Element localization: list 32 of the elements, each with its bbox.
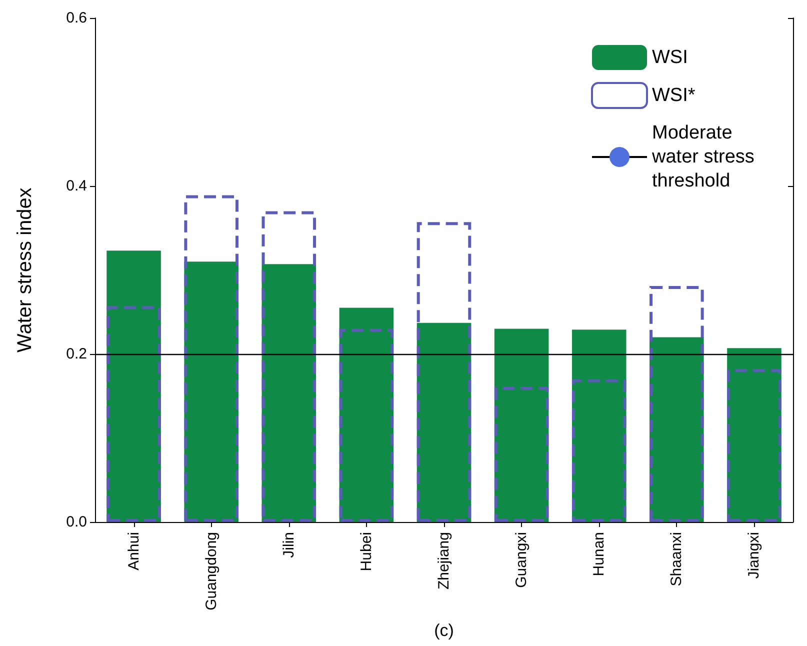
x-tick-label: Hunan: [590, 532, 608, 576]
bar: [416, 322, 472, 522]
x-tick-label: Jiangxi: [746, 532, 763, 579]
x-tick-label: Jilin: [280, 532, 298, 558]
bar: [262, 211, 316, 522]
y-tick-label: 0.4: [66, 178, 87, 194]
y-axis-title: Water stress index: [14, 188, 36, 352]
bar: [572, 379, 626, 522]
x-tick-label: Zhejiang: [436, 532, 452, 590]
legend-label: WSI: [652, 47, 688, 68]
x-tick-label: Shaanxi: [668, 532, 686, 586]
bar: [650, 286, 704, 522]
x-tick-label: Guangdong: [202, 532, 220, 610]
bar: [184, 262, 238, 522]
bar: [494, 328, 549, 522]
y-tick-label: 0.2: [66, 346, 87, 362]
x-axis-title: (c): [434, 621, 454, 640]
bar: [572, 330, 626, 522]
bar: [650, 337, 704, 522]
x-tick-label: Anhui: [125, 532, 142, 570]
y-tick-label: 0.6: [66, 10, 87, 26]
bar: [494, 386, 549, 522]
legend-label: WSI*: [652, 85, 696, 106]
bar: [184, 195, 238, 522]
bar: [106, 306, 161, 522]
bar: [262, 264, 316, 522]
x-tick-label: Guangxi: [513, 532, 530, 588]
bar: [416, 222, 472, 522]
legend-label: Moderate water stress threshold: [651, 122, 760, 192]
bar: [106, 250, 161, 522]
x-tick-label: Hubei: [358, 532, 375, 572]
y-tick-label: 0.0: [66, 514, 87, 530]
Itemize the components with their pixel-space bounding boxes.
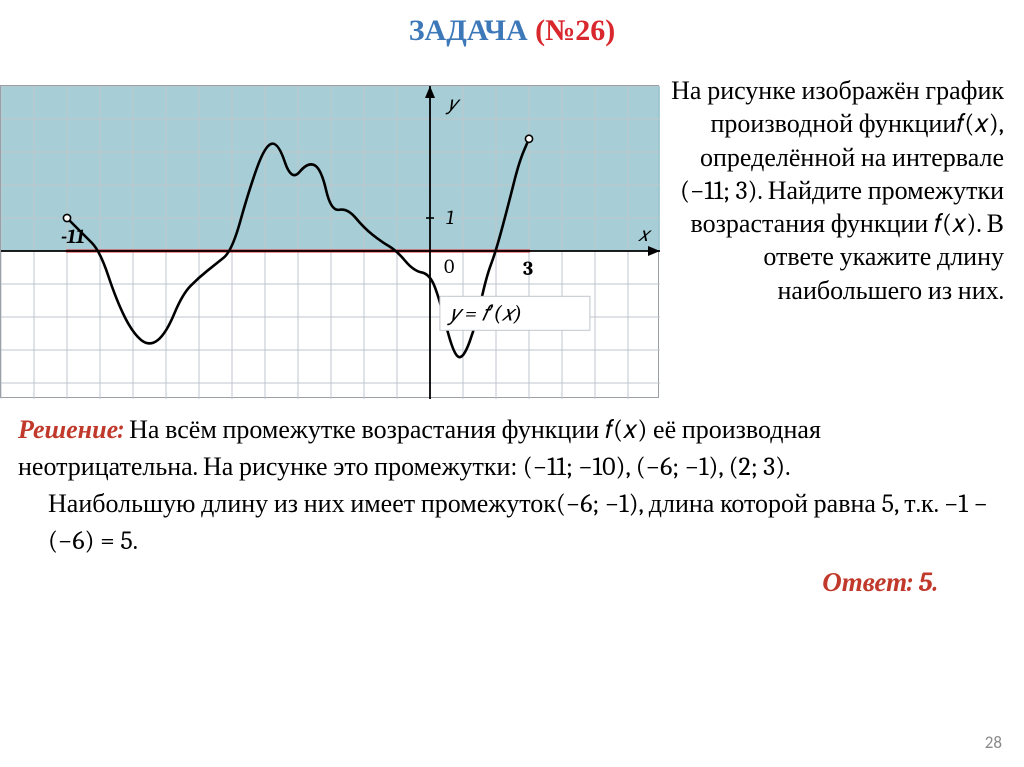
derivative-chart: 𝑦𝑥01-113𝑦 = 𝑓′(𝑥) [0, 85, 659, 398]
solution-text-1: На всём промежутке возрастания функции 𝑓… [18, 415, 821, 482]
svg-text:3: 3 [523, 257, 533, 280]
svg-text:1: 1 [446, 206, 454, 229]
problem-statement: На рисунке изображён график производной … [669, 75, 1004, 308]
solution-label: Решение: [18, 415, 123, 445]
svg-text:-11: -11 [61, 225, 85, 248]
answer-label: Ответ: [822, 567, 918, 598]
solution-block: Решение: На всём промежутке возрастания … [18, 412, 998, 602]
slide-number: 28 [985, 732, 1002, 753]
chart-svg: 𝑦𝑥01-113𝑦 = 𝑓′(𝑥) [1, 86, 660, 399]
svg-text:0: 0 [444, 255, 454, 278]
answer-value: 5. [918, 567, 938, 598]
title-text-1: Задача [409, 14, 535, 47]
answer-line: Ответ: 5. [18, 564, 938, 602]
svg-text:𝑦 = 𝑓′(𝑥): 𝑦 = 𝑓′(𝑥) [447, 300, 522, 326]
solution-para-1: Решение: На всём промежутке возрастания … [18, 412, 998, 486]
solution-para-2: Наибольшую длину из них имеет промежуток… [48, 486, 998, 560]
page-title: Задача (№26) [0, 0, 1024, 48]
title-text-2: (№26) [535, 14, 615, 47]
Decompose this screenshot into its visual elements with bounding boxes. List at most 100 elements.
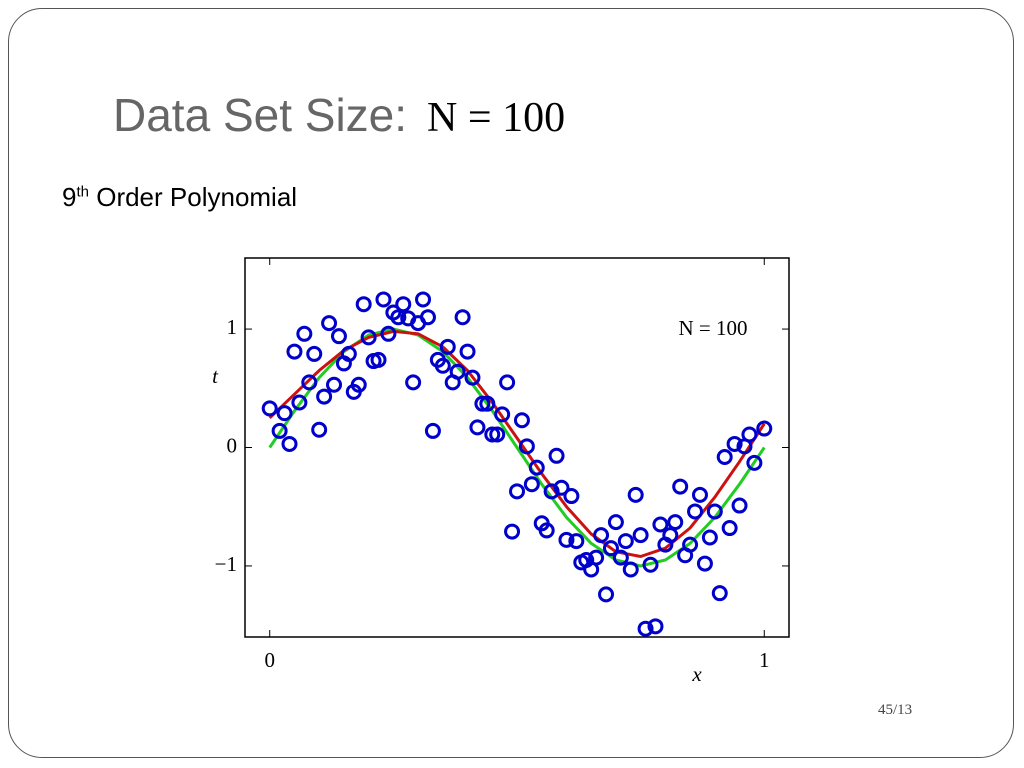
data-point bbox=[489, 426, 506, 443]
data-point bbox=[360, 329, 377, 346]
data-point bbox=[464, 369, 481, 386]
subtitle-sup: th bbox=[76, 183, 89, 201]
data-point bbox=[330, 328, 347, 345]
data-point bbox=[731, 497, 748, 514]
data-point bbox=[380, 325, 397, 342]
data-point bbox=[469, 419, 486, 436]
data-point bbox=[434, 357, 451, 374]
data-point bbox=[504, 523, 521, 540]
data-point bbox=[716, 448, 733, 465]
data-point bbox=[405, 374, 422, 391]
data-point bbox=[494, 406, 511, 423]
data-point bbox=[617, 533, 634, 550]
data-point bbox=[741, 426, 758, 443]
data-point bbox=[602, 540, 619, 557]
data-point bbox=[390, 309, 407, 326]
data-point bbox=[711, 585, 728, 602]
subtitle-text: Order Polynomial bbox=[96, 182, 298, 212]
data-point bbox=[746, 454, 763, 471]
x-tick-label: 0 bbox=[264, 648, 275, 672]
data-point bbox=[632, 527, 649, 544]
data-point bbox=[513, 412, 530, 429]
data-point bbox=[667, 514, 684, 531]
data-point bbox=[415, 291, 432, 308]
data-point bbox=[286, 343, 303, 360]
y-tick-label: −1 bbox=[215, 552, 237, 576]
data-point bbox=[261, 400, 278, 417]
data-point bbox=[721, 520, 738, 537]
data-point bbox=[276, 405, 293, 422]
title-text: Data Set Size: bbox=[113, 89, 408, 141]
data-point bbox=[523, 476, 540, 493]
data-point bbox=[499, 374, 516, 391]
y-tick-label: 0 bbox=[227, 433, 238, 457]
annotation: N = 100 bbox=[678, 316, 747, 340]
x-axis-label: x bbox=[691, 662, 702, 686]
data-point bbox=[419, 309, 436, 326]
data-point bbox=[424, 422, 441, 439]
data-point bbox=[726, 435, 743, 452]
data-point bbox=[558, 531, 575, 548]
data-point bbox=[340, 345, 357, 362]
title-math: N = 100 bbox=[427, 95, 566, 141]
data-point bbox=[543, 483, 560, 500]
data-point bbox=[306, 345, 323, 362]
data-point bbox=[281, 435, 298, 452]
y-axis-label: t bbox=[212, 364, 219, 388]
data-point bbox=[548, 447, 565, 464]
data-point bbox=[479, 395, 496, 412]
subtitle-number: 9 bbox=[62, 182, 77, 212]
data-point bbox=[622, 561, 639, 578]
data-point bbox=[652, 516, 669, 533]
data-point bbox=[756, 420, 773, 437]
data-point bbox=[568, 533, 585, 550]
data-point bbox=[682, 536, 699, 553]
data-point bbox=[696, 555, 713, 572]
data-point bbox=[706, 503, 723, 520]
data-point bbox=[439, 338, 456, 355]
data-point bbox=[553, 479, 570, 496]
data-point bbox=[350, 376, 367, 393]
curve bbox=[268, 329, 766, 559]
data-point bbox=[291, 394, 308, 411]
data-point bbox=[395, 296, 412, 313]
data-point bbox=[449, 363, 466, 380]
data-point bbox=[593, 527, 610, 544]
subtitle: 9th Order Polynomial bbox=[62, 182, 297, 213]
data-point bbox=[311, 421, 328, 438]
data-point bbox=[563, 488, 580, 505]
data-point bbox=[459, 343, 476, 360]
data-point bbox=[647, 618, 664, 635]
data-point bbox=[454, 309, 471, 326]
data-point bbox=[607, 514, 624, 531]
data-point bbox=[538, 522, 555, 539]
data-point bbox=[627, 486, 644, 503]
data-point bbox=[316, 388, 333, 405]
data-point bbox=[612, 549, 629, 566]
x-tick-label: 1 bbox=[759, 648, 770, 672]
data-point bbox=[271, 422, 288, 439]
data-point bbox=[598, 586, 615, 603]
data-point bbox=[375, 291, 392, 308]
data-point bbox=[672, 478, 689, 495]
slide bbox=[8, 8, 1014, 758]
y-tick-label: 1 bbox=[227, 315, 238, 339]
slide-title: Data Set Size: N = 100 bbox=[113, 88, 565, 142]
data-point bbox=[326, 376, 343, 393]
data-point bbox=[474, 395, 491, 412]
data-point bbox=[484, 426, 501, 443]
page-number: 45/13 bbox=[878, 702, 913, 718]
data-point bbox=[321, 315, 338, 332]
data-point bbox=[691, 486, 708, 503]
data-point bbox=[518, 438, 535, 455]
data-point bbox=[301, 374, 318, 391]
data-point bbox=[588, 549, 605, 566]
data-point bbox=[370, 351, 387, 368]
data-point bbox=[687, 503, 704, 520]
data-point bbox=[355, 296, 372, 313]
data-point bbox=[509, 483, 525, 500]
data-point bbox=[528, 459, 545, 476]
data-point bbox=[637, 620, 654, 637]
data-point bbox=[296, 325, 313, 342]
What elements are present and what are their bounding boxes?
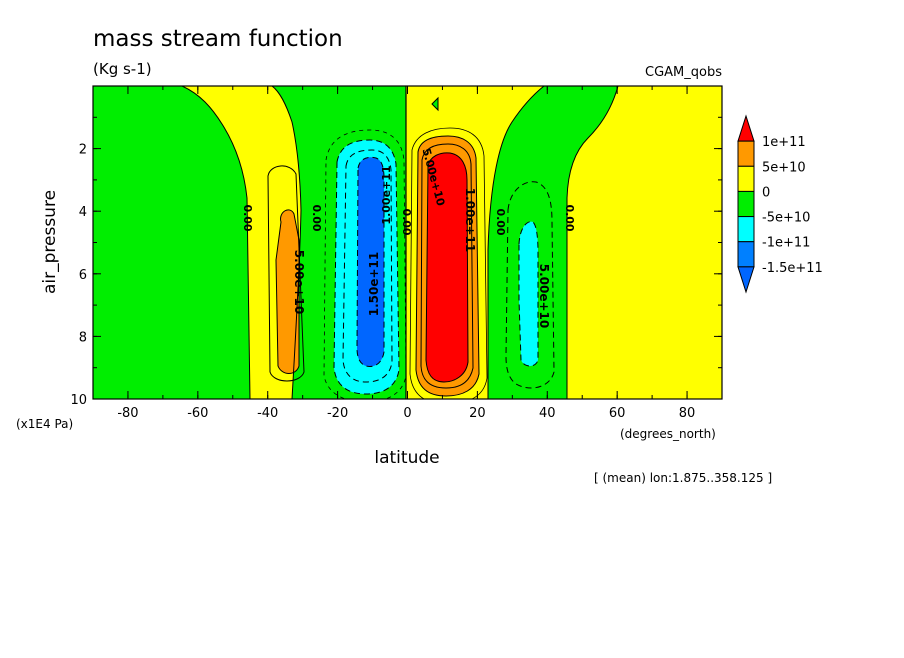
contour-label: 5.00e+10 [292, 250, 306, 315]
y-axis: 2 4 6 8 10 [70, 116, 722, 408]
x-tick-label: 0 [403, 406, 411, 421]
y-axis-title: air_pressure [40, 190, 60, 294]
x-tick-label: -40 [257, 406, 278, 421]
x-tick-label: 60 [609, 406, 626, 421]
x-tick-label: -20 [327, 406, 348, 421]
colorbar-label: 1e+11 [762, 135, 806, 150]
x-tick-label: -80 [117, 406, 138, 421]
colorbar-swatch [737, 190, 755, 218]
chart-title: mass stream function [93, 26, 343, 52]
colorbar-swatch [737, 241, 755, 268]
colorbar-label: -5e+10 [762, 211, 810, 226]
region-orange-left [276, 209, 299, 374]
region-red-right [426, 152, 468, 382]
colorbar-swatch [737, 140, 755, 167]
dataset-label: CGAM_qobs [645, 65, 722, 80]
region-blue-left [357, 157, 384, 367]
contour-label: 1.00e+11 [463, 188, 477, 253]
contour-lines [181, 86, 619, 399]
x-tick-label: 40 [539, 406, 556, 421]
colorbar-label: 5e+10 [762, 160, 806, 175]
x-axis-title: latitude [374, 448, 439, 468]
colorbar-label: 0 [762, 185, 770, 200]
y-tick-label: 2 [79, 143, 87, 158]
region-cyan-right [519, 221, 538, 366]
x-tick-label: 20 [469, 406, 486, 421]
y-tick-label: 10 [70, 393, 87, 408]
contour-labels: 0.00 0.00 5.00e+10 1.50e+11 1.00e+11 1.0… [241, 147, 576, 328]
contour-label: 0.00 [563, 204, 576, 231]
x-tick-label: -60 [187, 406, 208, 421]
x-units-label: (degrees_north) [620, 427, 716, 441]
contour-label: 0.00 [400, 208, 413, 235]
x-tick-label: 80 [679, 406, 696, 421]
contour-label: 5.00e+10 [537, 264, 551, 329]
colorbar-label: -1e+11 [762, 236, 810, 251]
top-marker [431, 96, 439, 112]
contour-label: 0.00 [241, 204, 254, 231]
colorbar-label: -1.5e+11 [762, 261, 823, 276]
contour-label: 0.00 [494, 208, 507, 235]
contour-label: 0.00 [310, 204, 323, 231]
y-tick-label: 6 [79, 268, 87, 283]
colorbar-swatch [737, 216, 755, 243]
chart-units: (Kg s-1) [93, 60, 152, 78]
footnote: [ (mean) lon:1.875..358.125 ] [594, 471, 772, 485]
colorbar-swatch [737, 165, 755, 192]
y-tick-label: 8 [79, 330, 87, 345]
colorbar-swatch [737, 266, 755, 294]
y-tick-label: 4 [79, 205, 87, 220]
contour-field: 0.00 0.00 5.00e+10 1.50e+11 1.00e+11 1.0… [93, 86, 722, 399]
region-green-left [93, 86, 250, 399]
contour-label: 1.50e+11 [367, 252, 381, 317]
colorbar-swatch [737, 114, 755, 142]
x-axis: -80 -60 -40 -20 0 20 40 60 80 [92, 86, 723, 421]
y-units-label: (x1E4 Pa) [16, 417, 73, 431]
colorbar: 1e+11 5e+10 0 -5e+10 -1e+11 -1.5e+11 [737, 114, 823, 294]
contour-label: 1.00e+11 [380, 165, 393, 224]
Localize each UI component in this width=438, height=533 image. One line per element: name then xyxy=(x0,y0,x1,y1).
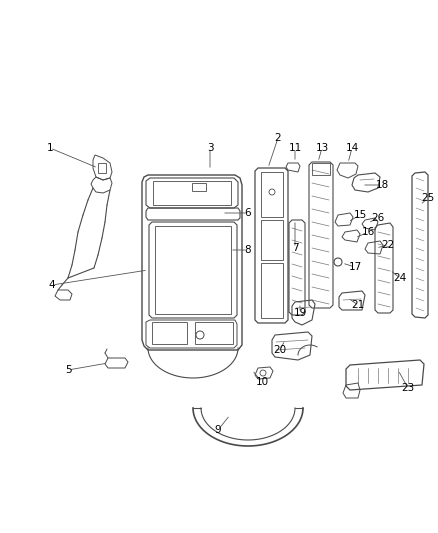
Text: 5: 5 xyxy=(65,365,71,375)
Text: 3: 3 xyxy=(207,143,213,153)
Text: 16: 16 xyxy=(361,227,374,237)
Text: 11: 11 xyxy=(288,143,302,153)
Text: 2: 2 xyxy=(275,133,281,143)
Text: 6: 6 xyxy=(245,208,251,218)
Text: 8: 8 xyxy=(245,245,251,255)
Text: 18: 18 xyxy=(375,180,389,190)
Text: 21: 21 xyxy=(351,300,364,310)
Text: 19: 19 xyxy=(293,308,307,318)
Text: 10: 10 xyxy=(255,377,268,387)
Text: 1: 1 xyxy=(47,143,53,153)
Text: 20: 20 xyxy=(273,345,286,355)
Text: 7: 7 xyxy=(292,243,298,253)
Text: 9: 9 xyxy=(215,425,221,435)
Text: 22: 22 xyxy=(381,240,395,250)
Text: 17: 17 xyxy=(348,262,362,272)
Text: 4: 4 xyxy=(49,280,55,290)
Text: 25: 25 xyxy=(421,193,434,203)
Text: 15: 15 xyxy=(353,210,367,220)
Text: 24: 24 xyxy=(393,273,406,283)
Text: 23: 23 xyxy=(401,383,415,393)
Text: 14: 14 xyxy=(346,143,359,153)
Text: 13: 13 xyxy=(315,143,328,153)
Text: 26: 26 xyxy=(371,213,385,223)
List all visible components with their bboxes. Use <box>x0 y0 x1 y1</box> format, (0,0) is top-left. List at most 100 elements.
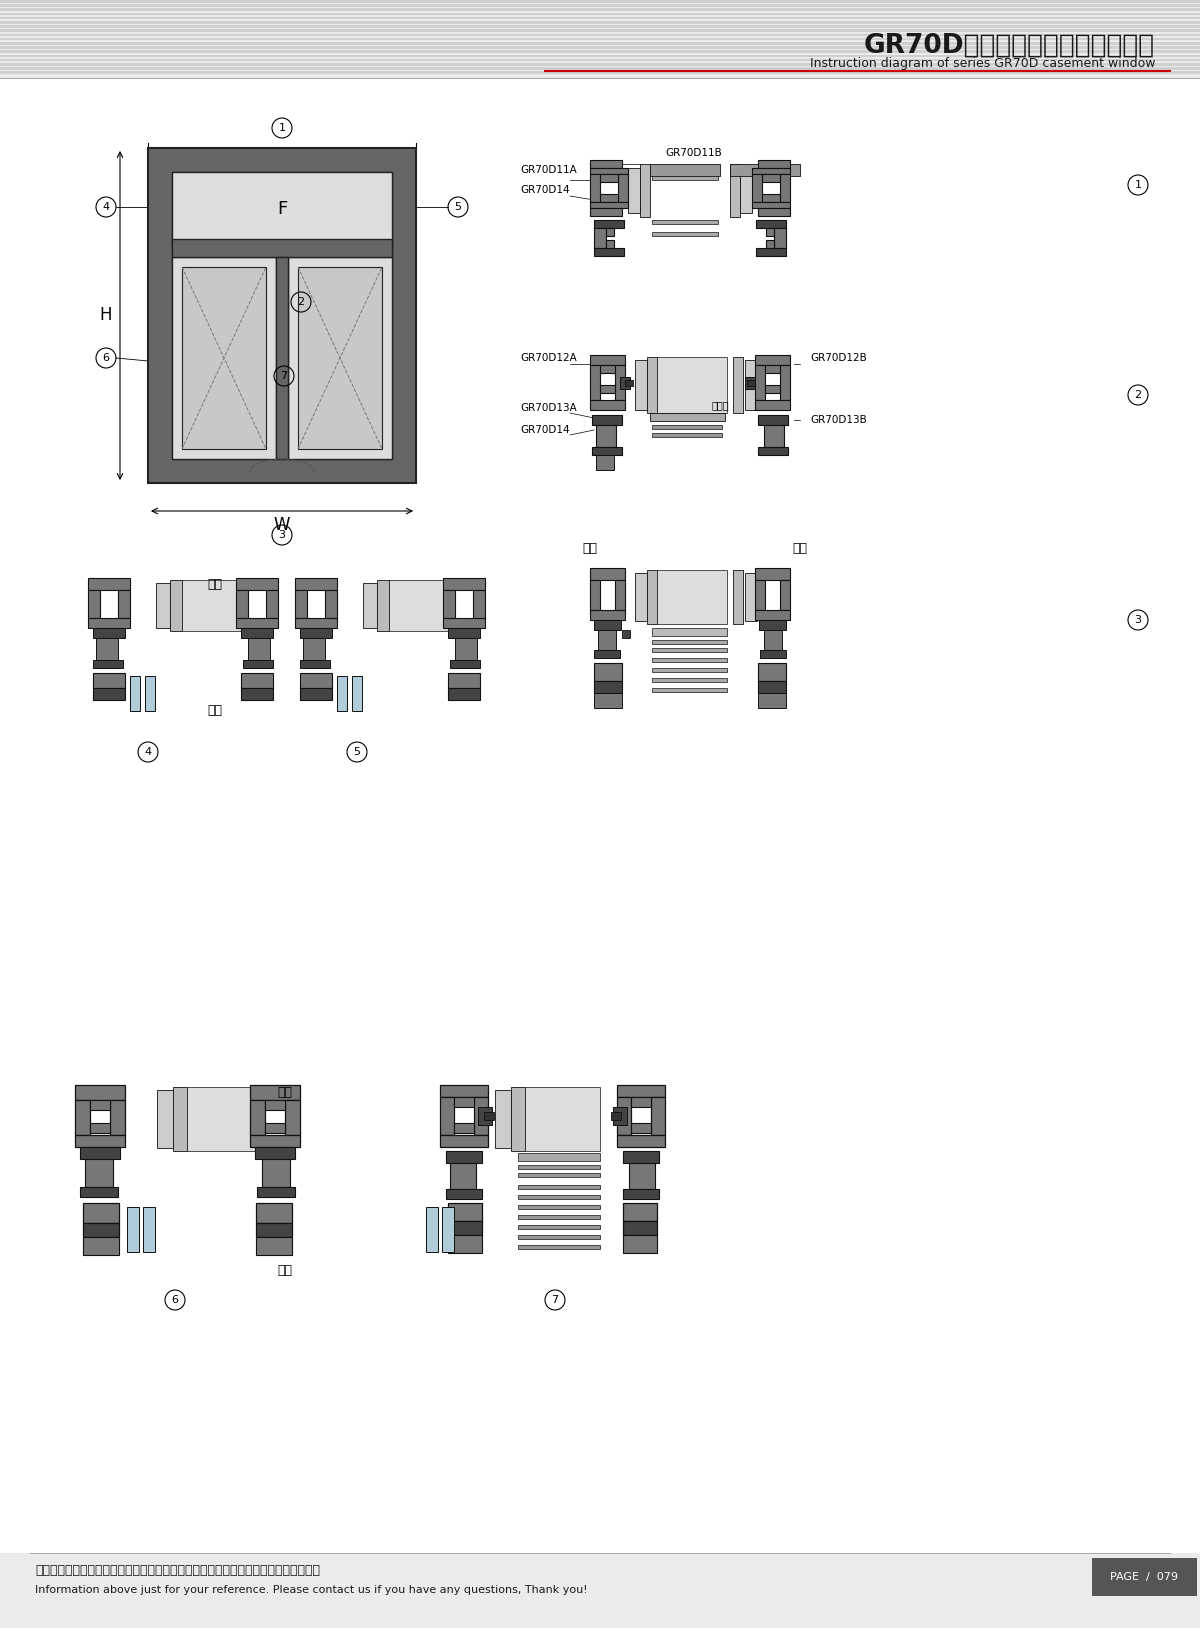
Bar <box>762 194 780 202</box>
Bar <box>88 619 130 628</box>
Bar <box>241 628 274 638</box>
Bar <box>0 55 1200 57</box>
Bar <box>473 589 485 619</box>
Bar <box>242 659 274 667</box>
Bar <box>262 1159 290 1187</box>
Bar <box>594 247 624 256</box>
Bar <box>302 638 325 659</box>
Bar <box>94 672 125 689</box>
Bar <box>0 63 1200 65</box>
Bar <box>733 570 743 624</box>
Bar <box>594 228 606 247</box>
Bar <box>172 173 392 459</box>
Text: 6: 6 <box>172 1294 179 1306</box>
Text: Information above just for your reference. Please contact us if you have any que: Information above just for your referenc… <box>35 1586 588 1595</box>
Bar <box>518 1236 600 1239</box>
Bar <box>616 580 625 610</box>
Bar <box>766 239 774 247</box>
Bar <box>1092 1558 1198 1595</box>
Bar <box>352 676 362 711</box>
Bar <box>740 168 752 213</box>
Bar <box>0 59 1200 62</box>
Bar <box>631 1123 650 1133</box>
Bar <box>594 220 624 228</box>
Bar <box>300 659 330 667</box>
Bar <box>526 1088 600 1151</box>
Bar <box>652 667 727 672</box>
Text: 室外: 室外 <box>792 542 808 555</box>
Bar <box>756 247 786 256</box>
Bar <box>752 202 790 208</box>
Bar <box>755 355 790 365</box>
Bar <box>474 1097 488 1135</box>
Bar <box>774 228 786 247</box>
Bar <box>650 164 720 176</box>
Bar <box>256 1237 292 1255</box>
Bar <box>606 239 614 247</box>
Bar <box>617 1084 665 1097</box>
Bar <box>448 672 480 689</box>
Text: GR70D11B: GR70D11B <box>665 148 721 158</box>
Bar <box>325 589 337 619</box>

> [Set exercise]
Write out the rows verbatim, starting with the row that contains "derivative-chart: 𝑦𝑥01-113𝑦 = 𝑓′(𝑥)" and continuing through the row that contains "Decompose this screenshot", both included.

> [Final result]
derivative-chart: 𝑦𝑥01-113𝑦 = 𝑓′(𝑥) [0, 85, 659, 398]
solution-text-1: На всём промежутке возрастания функции 𝑓… [18, 415, 821, 482]
svg-text:3: 3 [523, 257, 533, 280]
svg-text:1: 1 [446, 206, 454, 229]
problem-statement: На рисунке изображён график производной … [669, 75, 1004, 308]
solution-label: Решение: [18, 415, 123, 445]
svg-text:-11: -11 [61, 225, 85, 248]
answer-label: Ответ: [822, 567, 918, 598]
solution-block: Решение: На всём промежутке возрастания … [18, 412, 998, 602]
slide-number: 28 [985, 732, 1002, 753]
chart-svg: 𝑦𝑥01-113𝑦 = 𝑓′(𝑥) [1, 86, 660, 399]
svg-text:0: 0 [444, 255, 454, 278]
answer-value: 5. [918, 567, 938, 598]
title-text-1: Задача [409, 14, 535, 47]
answer-line: Ответ: 5. [18, 564, 938, 602]
svg-text:𝑦 = 𝑓′(𝑥): 𝑦 = 𝑓′(𝑥) [447, 300, 522, 326]
solution-para-1: Решение: На всём промежутке возрастания … [18, 412, 998, 486]
solution-para-2: Наибольшую длину из них имеет промежуток… [48, 486, 998, 560]
page-title: Задача (№26) [0, 0, 1024, 48]
title-text-2: (№26) [535, 14, 615, 47]
Decompose this screenshot into its visual elements with bounding boxes. List at most 100 elements.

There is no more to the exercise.